Begin

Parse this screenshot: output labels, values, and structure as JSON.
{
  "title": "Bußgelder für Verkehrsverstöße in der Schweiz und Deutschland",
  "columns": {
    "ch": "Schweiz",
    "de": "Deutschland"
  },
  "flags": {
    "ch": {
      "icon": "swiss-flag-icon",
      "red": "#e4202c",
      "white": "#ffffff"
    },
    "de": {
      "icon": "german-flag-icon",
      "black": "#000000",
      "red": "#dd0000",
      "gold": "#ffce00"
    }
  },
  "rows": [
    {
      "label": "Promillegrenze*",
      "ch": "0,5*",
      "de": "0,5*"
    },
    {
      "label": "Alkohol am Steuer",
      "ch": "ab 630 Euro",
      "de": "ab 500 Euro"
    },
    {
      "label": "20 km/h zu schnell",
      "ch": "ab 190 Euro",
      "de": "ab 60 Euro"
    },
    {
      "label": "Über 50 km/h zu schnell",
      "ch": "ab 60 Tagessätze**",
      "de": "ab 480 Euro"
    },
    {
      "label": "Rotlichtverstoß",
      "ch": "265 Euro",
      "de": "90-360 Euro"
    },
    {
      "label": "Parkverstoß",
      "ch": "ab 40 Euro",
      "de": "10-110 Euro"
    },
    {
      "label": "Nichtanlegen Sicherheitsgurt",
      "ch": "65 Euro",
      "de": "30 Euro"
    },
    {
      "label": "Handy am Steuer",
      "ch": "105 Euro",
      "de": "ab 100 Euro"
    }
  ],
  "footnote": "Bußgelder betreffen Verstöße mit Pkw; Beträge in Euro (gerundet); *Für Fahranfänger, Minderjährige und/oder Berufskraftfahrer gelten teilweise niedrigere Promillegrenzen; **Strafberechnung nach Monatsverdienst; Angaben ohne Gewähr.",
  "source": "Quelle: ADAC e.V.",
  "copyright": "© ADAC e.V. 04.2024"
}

End

#### What is being asked
Each record above must be given again exactly.

#### Solution to the problem
Parse this screenshot: output labels, values, and structure as JSON.
{
  "title": "Bußgelder für Verkehrsverstöße in der Schweiz und Deutschland",
  "columns": {
    "ch": "Schweiz",
    "de": "Deutschland"
  },
  "flags": {
    "ch": {
      "icon": "swiss-flag-icon",
      "red": "#e4202c",
      "white": "#ffffff"
    },
    "de": {
      "icon": "german-flag-icon",
      "black": "#000000",
      "red": "#dd0000",
      "gold": "#ffce00"
    }
  },
  "rows": [
    {
      "label": "Promillegrenze*",
      "ch": "0,5*",
      "de": "0,5*"
    },
    {
      "label": "Alkohol am Steuer",
      "ch": "ab 630 Euro",
      "de": "ab 500 Euro"
    },
    {
      "label": "20 km/h zu schnell",
      "ch": "ab 190 Euro",
      "de": "ab 60 Euro"
    },
    {
      "label": "Über 50 km/h zu schnell",
      "ch": "ab 60 Tagessätze**",
      "de": "ab 480 Euro"
    },
    {
      "label": "Rotlichtverstoß",
      "ch": "265 Euro",
      "de": "90-360 Euro"
    },
    {
      "label": "Parkverstoß",
      "ch": "ab 40 Euro",
      "de": "10-110 Euro"
    },
    {
      "label": "Nichtanlegen Sicherheitsgurt",
      "ch": "65 Euro",
      "de": "30 Euro"
    },
    {
      "label": "Handy am Steuer",
      "ch": "105 Euro",
      "de": "ab 100 Euro"
    }
  ],
  "footnote": "Bußgelder betreffen Verstöße mit Pkw; Beträge in Euro (gerundet); *Für Fahranfänger, Minderjährige und/oder Berufskraftfahrer gelten teilweise niedrigere Promillegrenzen; **Strafberechnung nach Monatsverdienst; Angaben ohne Gewähr.",
  "source": "Quelle: ADAC e.V.",
  "copyright": "© ADAC e.V. 04.2024"
}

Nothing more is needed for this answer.